##### TASK INPUT

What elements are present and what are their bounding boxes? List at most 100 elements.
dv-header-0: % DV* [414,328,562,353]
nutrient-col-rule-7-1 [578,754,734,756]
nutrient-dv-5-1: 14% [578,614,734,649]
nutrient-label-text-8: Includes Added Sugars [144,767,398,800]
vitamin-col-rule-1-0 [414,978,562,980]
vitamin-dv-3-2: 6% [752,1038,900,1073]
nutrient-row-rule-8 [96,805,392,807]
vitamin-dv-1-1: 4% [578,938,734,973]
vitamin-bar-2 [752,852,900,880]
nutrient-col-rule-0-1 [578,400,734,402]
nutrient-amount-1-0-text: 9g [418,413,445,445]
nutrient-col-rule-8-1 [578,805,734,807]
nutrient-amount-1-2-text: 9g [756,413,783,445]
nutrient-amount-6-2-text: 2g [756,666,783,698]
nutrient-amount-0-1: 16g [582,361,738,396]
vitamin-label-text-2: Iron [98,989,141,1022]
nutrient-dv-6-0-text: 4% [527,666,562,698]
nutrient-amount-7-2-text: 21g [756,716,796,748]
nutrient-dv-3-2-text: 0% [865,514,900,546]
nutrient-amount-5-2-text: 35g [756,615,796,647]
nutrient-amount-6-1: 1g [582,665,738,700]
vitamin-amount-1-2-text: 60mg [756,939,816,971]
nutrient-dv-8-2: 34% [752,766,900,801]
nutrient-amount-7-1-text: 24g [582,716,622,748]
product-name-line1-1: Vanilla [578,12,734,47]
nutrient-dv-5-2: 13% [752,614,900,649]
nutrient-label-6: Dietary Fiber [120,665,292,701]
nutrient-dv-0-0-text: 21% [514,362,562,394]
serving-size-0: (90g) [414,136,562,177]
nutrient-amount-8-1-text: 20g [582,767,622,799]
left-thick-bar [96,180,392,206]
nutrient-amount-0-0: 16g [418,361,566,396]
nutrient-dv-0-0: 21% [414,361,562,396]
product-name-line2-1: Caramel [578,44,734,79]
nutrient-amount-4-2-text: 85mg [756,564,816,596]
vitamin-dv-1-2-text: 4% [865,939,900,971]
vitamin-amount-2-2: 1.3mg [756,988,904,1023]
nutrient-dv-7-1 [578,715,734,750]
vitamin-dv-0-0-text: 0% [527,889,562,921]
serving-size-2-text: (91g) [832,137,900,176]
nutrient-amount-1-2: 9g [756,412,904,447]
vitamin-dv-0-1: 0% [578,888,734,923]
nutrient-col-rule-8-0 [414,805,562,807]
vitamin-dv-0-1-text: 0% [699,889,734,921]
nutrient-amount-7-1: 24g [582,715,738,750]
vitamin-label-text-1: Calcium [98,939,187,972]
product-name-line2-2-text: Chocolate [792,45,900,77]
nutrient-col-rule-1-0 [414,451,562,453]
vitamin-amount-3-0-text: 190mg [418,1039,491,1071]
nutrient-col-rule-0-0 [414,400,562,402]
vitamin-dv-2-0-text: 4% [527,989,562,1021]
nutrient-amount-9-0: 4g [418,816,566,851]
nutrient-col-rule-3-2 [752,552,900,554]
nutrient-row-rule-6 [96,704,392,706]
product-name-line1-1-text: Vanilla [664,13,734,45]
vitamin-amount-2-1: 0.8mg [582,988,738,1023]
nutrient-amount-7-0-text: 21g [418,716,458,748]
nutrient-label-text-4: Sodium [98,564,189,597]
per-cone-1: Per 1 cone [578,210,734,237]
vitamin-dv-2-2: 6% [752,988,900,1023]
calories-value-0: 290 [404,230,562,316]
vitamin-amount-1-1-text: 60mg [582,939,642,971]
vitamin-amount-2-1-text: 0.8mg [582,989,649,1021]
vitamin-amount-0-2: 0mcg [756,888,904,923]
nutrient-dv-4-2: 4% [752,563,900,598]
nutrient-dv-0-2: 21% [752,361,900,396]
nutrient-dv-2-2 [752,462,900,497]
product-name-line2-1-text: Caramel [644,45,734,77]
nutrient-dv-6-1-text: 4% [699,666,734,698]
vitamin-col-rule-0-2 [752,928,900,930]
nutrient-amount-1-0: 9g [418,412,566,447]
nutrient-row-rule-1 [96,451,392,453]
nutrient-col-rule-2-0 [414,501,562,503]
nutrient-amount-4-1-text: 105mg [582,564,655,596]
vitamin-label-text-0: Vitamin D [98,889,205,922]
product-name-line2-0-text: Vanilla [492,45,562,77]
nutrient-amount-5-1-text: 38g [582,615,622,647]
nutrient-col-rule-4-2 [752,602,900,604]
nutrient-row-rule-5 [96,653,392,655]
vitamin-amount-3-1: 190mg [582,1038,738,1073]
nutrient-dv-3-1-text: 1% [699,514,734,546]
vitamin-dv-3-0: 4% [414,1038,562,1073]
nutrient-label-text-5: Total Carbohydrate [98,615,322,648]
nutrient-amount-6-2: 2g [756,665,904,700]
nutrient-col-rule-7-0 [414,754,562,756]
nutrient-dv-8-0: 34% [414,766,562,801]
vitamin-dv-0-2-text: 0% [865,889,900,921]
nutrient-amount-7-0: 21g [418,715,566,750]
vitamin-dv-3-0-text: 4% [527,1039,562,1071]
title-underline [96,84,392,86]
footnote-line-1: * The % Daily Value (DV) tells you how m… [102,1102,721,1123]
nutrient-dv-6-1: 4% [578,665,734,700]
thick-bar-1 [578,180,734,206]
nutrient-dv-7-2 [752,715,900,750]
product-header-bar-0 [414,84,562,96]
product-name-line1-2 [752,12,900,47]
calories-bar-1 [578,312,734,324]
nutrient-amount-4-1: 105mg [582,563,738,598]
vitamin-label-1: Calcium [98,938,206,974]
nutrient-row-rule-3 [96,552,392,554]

##########

TASK TO CARRY OUT >>
Can you turn everything from the start of the data down to the line containing "nutrient-amount-9-0: 4g [418,816,566,851]" into a JSON list of strings, with one string per line and blank lines omitted?

TASK ANSWER >>
[
  "What elements are present and what are their bounding boxes? List at most 100 elements.",
  "dv-header-0: % DV* [414,328,562,353]",
  "nutrient-col-rule-7-1 [578,754,734,756]",
  "nutrient-dv-5-1: 14% [578,614,734,649]",
  "nutrient-label-text-8: Includes Added Sugars [144,767,398,800]",
  "vitamin-col-rule-1-0 [414,978,562,980]",
  "vitamin-dv-3-2: 6% [752,1038,900,1073]",
  "nutrient-row-rule-8 [96,805,392,807]",
  "vitamin-dv-1-1: 4% [578,938,734,973]",
  "vitamin-bar-2 [752,852,900,880]",
  "nutrient-col-rule-0-1 [578,400,734,402]",
  "nutrient-amount-1-0-text: 9g [418,413,445,445]",
  "nutrient-col-rule-8-1 [578,805,734,807]",
  "nutrient-amount-1-2-text: 9g [756,413,783,445]",
  "nutrient-amount-6-2-text: 2g [756,666,783,698]",
  "nutrient-amount-0-1: 16g [582,361,738,396]",
  "vitamin-label-text-2: Iron [98,989,141,1022]",
  "nutrient-dv-6-0-text: 4% [527,666,562,698]",
  "nutrient-amount-7-2-text: 21g [756,716,796,748]",
  "nutrient-dv-3-2-text: 0% [865,514,900,546]",
  "nutrient-amount-5-2-text: 35g [756,615,796,647]",
  "nutrient-amount-6-1: 1g [582,665,738,700]",
  "vitamin-amount-1-2-text: 60mg [756,939,816,971]",
  "nutrient-dv-8-2: 34% [752,766,900,801]",
  "nutrient-amount-7-1-text: 24g [582,716,622,748]",
  "product-name-line1-1: Vanilla [578,12,734,47]",
  "nutrient-dv-5-2: 13% [752,614,900,649]",
  "nutrient-label-6: Dietary Fiber [120,665,292,701]",
  "nutrient-dv-0-0-text: 21% [514,362,562,394]",
  "serving-size-0: (90g) [414,136,562,177]",
  "nutrient-amount-8-1-text: 20g [582,767,622,799]",
  "left-thick-bar [96,180,392,206]",
  "nutrient-amount-0-0: 16g [418,361,566,396]",
  "nutrient-dv-0-0: 21% [414,361,562,396]",
  "product-name-line2-1: Caramel [578,44,734,79]",
  "nutrient-amount-4-2-text: 85mg [756,564,816,596]",
  "vitamin-dv-1-2-text: 4% [865,939,900,971]",
  "vitamin-amount-2-2: 1.3mg [756,988,904,1023]",
  "nutrient-dv-7-1 [578,715,734,750]",
  "vitamin-dv-0-0-text: 0% [527,889,562,921]",
  "serving-size-2-text: (91g) [832,137,900,176]",
  "nutrient-amount-1-2: 9g [756,412,904,447]",
  "vitamin-dv-0-1: 0% [578,888,734,923]",
  "nutrient-col-rule-8-0 [414,805,562,807]",
  "vitamin-dv-0-1-text: 0% [699,889,734,921]",
  "nutrient-amount-7-1: 24g [582,715,738,750]",
  "vitamin-label-text-1: Calcium [98,939,187,972]",
  "product-name-line2-2-text: Chocolate [792,45,900,77]",
  "nutrient-col-rule-1-0 [414,451,562,453]",
  "vitamin-amount-3-0-text: 190mg [418,1039,491,1071]",
  "nutrient-col-rule-0-0 [414,400,562,402]",
  "vitamin-dv-2-0-text: 4% [527,989,562,1021]",
  "nutrient-amount-9-0: 4g [418,816,566,851]"
]